Records from a data source –
>> BEGIN

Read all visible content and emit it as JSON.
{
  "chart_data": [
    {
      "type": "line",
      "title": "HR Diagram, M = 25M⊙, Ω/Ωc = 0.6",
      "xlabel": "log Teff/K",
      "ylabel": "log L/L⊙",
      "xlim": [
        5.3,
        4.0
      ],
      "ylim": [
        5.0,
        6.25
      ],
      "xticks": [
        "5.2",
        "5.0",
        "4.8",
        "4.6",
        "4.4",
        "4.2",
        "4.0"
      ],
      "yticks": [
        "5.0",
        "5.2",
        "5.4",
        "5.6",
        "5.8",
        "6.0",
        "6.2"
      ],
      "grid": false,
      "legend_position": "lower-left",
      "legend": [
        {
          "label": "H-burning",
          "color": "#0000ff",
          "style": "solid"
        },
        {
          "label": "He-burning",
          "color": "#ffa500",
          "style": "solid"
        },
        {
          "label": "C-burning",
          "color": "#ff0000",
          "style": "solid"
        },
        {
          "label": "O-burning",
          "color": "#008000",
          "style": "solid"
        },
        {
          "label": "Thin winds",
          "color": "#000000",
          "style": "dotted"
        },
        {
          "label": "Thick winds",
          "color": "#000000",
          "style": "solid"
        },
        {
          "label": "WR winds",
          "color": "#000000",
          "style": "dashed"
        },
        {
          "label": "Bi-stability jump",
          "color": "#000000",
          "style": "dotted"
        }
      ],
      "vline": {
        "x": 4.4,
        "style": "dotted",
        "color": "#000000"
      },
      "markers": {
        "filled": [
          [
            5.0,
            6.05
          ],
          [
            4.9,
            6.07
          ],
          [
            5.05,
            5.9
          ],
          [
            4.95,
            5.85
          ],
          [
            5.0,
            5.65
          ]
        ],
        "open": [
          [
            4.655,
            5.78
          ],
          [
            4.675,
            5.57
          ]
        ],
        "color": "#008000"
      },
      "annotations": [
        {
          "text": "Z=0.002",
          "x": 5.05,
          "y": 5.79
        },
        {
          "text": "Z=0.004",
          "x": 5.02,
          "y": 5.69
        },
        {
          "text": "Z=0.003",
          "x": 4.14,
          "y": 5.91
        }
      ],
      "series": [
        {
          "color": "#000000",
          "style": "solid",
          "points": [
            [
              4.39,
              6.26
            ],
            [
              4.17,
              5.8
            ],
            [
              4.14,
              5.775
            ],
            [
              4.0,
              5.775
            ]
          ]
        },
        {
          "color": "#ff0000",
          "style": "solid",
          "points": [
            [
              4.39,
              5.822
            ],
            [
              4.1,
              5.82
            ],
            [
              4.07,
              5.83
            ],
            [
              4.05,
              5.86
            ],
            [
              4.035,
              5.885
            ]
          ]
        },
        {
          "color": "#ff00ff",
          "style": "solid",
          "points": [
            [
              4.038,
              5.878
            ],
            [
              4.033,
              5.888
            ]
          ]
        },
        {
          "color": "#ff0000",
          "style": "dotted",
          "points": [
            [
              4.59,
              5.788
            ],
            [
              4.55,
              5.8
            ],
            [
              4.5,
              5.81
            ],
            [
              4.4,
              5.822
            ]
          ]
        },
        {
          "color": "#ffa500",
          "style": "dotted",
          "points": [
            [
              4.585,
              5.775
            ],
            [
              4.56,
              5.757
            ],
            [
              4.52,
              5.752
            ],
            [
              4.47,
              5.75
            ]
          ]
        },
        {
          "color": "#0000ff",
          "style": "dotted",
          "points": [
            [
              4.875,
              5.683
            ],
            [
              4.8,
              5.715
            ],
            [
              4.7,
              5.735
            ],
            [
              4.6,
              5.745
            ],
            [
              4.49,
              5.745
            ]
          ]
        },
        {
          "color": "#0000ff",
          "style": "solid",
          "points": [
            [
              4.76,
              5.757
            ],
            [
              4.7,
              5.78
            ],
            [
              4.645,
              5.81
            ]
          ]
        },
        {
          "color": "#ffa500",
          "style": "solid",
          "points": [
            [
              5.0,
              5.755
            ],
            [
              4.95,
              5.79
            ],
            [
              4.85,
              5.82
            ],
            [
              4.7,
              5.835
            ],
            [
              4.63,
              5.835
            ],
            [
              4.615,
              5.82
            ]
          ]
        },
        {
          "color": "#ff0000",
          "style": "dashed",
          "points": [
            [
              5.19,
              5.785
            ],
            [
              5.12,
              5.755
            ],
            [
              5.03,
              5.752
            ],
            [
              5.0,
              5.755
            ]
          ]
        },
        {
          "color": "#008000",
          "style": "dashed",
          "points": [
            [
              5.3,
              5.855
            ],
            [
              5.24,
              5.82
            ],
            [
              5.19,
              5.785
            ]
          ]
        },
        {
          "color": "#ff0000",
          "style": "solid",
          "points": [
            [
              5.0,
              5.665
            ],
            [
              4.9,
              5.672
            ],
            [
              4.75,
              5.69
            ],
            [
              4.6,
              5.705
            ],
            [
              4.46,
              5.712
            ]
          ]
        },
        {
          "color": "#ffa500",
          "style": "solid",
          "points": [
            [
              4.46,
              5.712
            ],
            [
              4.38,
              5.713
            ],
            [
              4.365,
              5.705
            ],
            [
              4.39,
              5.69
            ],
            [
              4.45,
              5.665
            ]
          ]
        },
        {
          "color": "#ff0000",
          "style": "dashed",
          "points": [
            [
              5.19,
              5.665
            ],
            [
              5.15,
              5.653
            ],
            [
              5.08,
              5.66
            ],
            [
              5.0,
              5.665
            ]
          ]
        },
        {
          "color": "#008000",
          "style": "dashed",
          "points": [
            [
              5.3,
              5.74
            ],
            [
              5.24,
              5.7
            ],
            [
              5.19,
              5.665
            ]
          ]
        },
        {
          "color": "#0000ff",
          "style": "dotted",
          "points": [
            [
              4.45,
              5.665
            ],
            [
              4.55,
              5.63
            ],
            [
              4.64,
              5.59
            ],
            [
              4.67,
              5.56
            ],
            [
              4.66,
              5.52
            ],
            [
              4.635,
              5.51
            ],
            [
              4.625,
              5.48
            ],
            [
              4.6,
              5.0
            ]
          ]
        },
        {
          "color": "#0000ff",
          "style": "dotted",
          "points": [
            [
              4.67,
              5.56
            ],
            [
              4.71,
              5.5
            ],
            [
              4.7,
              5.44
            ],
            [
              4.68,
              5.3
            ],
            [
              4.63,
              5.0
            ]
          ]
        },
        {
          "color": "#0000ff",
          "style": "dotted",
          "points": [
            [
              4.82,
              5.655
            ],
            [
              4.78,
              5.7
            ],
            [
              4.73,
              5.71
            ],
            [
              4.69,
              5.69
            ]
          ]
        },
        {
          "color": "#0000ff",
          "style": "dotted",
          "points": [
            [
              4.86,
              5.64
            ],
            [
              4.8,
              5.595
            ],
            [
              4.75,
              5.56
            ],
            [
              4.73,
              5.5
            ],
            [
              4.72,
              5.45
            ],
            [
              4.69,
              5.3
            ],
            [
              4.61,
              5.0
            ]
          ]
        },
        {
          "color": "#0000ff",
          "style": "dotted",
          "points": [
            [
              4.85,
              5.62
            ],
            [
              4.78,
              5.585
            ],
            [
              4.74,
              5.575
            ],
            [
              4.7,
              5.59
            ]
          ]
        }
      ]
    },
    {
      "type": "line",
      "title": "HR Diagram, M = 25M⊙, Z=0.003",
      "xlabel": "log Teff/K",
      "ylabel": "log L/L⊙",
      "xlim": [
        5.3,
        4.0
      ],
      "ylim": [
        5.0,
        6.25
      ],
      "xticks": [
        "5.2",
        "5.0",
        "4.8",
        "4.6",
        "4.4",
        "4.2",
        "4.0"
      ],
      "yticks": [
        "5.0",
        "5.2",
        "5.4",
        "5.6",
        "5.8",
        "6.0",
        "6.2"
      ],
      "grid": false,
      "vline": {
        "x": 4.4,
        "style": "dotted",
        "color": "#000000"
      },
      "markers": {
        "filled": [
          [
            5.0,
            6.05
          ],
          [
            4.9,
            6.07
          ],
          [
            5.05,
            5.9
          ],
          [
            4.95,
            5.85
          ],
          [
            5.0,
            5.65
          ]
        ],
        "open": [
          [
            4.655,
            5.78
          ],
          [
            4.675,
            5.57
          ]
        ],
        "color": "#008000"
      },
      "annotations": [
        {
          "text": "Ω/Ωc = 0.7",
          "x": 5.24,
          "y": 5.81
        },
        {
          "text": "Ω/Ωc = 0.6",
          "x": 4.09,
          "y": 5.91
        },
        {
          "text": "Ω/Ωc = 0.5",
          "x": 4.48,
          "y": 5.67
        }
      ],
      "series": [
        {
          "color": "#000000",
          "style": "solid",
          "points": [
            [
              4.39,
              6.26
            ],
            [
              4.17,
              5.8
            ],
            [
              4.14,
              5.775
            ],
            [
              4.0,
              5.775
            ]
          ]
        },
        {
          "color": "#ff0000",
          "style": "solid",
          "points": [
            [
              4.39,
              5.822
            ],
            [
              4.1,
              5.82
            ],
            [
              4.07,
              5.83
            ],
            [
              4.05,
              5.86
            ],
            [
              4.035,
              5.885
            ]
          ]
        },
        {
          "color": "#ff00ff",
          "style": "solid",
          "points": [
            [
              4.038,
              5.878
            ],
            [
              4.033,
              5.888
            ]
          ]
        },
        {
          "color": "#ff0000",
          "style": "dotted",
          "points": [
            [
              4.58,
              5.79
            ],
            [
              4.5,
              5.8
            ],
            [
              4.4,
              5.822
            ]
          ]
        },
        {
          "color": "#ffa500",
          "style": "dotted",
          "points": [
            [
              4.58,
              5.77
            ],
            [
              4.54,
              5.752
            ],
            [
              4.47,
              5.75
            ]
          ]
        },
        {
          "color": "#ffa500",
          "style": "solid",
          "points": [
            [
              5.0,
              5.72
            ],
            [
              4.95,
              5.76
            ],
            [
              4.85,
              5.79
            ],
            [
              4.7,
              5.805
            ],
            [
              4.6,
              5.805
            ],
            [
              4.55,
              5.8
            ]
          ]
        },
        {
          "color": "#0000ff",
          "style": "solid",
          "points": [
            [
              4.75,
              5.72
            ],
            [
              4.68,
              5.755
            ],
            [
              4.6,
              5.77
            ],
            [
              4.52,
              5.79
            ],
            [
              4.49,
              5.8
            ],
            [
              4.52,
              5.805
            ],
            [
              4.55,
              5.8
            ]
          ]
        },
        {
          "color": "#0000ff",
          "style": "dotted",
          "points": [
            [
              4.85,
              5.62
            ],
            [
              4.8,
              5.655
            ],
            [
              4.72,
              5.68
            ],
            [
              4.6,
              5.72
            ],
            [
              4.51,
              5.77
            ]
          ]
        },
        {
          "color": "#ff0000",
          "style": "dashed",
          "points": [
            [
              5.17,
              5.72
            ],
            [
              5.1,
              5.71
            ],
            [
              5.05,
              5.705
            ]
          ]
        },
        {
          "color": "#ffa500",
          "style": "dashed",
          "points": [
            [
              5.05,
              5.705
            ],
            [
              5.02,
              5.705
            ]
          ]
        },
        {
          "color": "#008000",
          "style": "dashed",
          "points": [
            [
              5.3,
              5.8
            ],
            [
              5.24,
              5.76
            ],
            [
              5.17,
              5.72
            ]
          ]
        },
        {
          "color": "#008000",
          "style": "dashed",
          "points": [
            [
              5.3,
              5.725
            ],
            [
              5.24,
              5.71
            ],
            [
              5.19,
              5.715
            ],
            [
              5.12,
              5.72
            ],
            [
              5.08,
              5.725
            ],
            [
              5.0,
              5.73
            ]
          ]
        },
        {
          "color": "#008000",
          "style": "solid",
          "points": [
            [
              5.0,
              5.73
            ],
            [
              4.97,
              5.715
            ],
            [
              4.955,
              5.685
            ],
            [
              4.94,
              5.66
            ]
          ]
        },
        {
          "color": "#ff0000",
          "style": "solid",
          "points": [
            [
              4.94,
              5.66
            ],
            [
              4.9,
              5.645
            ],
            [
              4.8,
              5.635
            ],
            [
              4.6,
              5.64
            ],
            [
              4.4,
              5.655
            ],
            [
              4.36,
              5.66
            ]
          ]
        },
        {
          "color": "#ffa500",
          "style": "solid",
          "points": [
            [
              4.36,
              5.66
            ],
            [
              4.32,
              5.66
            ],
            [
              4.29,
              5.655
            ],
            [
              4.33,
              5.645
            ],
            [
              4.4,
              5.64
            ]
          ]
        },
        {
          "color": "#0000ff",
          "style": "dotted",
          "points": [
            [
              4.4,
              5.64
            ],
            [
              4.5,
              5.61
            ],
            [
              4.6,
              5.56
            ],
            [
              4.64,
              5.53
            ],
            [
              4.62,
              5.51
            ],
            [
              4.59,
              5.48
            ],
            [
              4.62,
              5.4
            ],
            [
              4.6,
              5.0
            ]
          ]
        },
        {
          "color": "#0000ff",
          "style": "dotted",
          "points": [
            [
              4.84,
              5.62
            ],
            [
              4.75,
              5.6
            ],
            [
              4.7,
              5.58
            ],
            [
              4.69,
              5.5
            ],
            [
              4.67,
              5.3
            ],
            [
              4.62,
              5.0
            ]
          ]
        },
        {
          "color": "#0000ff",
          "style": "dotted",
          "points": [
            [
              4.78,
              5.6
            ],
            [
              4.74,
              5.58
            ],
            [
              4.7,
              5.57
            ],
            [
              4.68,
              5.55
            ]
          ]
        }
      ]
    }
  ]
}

>> END

Challenge –
Go through the records and pull out each line that includes the word "text".

Full solution –
          "text": "Z=0.002",
          "text": "Z=0.004",
          "text": "Z=0.003",
          "text": "Ω/Ωc = 0.7",
          "text": "Ω/Ωc = 0.6",
          "text": "Ω/Ωc = 0.5",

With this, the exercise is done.